WHAT IS NEEDED => In the listing below, identify each line with the word "Fill" and return those lines.

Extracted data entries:
········

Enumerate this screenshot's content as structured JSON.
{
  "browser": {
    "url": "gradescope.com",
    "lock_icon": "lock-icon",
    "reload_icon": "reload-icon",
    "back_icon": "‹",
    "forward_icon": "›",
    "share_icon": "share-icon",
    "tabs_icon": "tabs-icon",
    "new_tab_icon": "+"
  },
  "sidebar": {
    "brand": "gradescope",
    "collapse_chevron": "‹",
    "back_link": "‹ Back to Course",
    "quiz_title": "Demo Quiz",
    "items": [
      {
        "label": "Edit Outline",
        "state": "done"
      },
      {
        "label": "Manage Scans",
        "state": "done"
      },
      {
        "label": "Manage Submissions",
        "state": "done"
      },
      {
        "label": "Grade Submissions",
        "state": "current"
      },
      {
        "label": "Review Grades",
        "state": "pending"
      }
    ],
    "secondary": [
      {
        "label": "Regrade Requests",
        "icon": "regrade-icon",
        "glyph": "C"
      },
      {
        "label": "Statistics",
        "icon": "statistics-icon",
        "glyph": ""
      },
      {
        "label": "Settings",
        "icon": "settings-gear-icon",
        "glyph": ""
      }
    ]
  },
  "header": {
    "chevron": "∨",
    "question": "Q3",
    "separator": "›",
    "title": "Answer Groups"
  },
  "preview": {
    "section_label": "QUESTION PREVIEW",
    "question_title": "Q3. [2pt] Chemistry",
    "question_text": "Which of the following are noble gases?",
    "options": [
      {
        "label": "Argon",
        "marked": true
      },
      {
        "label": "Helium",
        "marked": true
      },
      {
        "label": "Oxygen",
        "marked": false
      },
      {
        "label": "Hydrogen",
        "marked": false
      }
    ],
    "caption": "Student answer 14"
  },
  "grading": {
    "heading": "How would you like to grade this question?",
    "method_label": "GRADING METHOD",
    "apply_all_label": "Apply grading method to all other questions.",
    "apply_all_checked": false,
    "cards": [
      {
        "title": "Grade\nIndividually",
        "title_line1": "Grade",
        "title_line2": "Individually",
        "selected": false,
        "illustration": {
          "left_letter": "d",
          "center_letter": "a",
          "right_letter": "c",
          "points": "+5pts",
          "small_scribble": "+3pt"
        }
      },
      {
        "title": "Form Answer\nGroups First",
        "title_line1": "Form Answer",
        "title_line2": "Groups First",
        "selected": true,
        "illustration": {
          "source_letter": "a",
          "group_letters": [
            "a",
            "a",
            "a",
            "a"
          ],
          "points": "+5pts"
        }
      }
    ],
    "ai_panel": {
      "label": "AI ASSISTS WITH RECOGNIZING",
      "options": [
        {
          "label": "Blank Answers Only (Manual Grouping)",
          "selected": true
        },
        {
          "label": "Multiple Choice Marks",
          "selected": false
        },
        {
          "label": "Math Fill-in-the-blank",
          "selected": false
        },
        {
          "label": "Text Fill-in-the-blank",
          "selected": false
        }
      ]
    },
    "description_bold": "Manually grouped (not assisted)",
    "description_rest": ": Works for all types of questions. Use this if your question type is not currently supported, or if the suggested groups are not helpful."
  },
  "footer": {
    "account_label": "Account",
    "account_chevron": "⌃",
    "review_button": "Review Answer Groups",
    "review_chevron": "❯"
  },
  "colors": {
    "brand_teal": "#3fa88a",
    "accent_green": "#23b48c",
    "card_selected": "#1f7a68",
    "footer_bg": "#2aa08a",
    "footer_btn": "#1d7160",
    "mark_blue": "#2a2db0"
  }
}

········

FULL OUTPUT =>
          "label": "Math Fill-in-the-blank",
          "label": "Text Fill-in-the-blank",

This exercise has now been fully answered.